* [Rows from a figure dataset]
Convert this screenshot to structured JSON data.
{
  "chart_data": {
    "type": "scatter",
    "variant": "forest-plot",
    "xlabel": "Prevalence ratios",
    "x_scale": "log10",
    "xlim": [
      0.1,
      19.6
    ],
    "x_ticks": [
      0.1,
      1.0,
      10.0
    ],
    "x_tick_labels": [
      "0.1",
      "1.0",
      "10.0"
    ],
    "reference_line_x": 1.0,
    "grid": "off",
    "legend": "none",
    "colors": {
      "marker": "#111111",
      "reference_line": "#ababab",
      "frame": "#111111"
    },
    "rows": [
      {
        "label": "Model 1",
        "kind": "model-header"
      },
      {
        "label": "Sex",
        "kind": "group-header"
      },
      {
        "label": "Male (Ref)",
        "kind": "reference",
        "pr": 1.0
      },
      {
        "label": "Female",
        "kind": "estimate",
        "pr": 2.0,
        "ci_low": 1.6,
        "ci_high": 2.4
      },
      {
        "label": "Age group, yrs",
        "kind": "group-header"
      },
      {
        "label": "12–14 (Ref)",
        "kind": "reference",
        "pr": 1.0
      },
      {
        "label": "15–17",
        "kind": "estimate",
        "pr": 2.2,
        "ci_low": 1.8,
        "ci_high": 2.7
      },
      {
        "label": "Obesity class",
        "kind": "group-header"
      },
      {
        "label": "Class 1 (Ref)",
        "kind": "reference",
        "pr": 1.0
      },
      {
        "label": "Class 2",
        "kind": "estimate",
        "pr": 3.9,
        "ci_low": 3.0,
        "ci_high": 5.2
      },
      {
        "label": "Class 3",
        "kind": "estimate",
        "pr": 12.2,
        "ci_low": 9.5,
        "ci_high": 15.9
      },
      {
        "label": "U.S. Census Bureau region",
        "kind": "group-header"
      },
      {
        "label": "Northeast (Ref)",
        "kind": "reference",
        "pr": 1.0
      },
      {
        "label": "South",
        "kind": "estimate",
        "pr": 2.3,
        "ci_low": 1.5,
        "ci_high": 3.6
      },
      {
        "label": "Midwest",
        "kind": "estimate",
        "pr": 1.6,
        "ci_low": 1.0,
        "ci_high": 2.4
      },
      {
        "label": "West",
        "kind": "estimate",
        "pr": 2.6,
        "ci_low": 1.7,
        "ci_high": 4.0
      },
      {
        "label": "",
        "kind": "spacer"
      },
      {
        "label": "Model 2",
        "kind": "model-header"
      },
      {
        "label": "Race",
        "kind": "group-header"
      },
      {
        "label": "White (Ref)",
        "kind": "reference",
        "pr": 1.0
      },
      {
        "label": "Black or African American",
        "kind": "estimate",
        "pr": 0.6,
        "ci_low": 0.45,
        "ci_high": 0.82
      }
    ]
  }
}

* [Required work] Reproduce the material exactly, with every line intact.

* [Answer below]
Convert this screenshot to structured JSON data.
{
  "chart_data": {
    "type": "scatter",
    "variant": "forest-plot",
    "xlabel": "Prevalence ratios",
    "x_scale": "log10",
    "xlim": [
      0.1,
      19.6
    ],
    "x_ticks": [
      0.1,
      1.0,
      10.0
    ],
    "x_tick_labels": [
      "0.1",
      "1.0",
      "10.0"
    ],
    "reference_line_x": 1.0,
    "grid": "off",
    "legend": "none",
    "colors": {
      "marker": "#111111",
      "reference_line": "#ababab",
      "frame": "#111111"
    },
    "rows": [
      {
        "label": "Model 1",
        "kind": "model-header"
      },
      {
        "label": "Sex",
        "kind": "group-header"
      },
      {
        "label": "Male (Ref)",
        "kind": "reference",
        "pr": 1.0
      },
      {
        "label": "Female",
        "kind": "estimate",
        "pr": 2.0,
        "ci_low": 1.6,
        "ci_high": 2.4
      },
      {
        "label": "Age group, yrs",
        "kind": "group-header"
      },
      {
        "label": "12–14 (Ref)",
        "kind": "reference",
        "pr": 1.0
      },
      {
        "label": "15–17",
        "kind": "estimate",
        "pr": 2.2,
        "ci_low": 1.8,
        "ci_high": 2.7
      },
      {
        "label": "Obesity class",
        "kind": "group-header"
      },
      {
        "label": "Class 1 (Ref)",
        "kind": "reference",
        "pr": 1.0
      },
      {
        "label": "Class 2",
        "kind": "estimate",
        "pr": 3.9,
        "ci_low": 3.0,
        "ci_high": 5.2
      },
      {
        "label": "Class 3",
        "kind": "estimate",
        "pr": 12.2,
        "ci_low": 9.5,
        "ci_high": 15.9
      },
      {
        "label": "U.S. Census Bureau region",
        "kind": "group-header"
      },
      {
        "label": "Northeast (Ref)",
        "kind": "reference",
        "pr": 1.0
      },
      {
        "label": "South",
        "kind": "estimate",
        "pr": 2.3,
        "ci_low": 1.5,
        "ci_high": 3.6
      },
      {
        "label": "Midwest",
        "kind": "estimate",
        "pr": 1.6,
        "ci_low": 1.0,
        "ci_high": 2.4
      },
      {
        "label": "West",
        "kind": "estimate",
        "pr": 2.6,
        "ci_low": 1.7,
        "ci_high": 4.0
      },
      {
        "label": "",
        "kind": "spacer"
      },
      {
        "label": "Model 2",
        "kind": "model-header"
      },
      {
        "label": "Race",
        "kind": "group-header"
      },
      {
        "label": "White (Ref)",
        "kind": "reference",
        "pr": 1.0
      },
      {
        "label": "Black or African American",
        "kind": "estimate",
        "pr": 0.6,
        "ci_low": 0.45,
        "ci_high": 0.82
      }
    ]
  }
}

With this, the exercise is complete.